- _EXERCISE_
Repeat the material exactly as it appears.

- _RECORD EXCERPTS_
-- start --
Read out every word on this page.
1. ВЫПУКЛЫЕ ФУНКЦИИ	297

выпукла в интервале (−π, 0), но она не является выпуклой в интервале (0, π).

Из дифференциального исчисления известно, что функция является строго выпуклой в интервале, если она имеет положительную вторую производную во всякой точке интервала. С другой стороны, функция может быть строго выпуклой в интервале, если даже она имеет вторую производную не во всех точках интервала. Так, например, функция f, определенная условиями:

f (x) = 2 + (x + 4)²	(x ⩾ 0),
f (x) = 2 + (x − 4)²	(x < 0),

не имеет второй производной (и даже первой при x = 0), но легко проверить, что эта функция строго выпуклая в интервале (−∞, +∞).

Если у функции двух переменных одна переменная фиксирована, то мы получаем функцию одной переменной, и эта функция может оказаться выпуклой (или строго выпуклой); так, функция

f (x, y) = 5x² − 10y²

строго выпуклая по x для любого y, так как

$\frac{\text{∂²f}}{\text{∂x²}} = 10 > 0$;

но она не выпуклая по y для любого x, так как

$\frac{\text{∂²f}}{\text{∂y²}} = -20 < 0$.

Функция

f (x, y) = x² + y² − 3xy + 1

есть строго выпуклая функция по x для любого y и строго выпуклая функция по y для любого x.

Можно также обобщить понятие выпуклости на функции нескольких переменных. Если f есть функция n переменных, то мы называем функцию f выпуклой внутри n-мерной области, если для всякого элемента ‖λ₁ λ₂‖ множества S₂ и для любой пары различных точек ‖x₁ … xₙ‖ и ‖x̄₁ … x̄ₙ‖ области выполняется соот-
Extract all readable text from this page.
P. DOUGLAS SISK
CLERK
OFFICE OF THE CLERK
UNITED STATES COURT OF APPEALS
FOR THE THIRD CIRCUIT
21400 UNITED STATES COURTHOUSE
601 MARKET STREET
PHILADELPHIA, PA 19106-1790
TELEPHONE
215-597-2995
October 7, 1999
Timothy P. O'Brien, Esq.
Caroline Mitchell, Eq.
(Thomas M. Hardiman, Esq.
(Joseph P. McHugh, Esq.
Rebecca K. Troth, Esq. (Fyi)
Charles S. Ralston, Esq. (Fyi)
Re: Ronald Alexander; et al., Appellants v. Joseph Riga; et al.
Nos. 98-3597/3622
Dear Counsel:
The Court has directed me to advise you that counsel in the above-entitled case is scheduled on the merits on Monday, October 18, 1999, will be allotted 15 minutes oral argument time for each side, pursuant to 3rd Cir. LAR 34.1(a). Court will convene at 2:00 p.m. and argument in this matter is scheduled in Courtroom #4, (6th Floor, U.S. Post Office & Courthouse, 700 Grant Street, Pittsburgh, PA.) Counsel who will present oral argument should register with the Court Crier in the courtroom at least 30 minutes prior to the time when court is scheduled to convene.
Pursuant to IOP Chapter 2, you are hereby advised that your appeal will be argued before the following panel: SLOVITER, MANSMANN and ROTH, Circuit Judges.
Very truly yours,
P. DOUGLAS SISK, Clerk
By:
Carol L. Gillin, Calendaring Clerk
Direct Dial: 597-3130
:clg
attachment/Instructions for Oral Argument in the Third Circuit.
-- end --
- _SOLUTION BELOW_
Read out every word on this page.
1. ВЫПУКЛЫЕ ФУНКЦИИ	297

выпукла в интервале (−π, 0), но она не является выпуклой в интервале (0, π).

Из дифференциального исчисления известно, что функция является строго выпуклой в интервале, если она имеет положительную вторую производную во всякой точке интервала. С другой стороны, функция может быть строго выпуклой в интервале, если даже она имеет вторую производную не во всех точках интервала. Так, например, функция f, определенная условиями:

f (x) = 2 + (x + 4)²	(x ⩾ 0),
f (x) = 2 + (x − 4)²	(x < 0),

не имеет второй производной (и даже первой при x = 0), но легко проверить, что эта функция строго выпуклая в интервале (−∞, +∞).

Если у функции двух переменных одна переменная фиксирована, то мы получаем функцию одной переменной, и эта функция может оказаться выпуклой (или строго выпуклой); так, функция

f (x, y) = 5x² − 10y²

строго выпуклая по x для любого y, так как

$\frac{\text{∂²f}}{\text{∂x²}} = 10 > 0$;

но она не выпуклая по y для любого x, так как

$\frac{\text{∂²f}}{\text{∂y²}} = -20 < 0$.

Функция

f (x, y) = x² + y² − 3xy + 1

есть строго выпуклая функция по x для любого y и строго выпуклая функция по y для любого x.

Можно также обобщить понятие выпуклости на функции нескольких переменных. Если f есть функция n переменных, то мы называем функцию f выпуклой внутри n-мерной области, если для всякого элемента ‖λ₁ λ₂‖ множества S₂ и для любой пары различных точек ‖x₁ … xₙ‖ и ‖x̄₁ … x̄ₙ‖ области выполняется соот-
Extract all readable text from this page.
P. DOUGLAS SISK
CLERK
OFFICE OF THE CLERK
UNITED STATES COURT OF APPEALS
FOR THE THIRD CIRCUIT
21400 UNITED STATES COURTHOUSE
601 MARKET STREET
PHILADELPHIA, PA 19106-1790
TELEPHONE
215-597-2995
October 7, 1999
Timothy P. O'Brien, Esq.
Caroline Mitchell, Eq.
(Thomas M. Hardiman, Esq.
(Joseph P. McHugh, Esq.
Rebecca K. Troth, Esq. (Fyi)
Charles S. Ralston, Esq. (Fyi)
Re: Ronald Alexander; et al., Appellants v. Joseph Riga; et al.
Nos. 98-3597/3622
Dear Counsel:
The Court has directed me to advise you that counsel in the above-entitled case is scheduled on the merits on Monday, October 18, 1999, will be allotted 15 minutes oral argument time for each side, pursuant to 3rd Cir. LAR 34.1(a). Court will convene at 2:00 p.m. and argument in this matter is scheduled in Courtroom #4, (6th Floor, U.S. Post Office & Courthouse, 700 Grant Street, Pittsburgh, PA.) Counsel who will present oral argument should register with the Court Crier in the courtroom at least 30 minutes prior to the time when court is scheduled to convene.
Pursuant to IOP Chapter 2, you are hereby advised that your appeal will be argued before the following panel: SLOVITER, MANSMANN and ROTH, Circuit Judges.
Very truly yours,
P. DOUGLAS SISK, Clerk
By:
Carol L. Gillin, Calendaring Clerk
Direct Dial: 597-3130
:clg
attachment/Instructions for Oral Argument in the Third Circuit.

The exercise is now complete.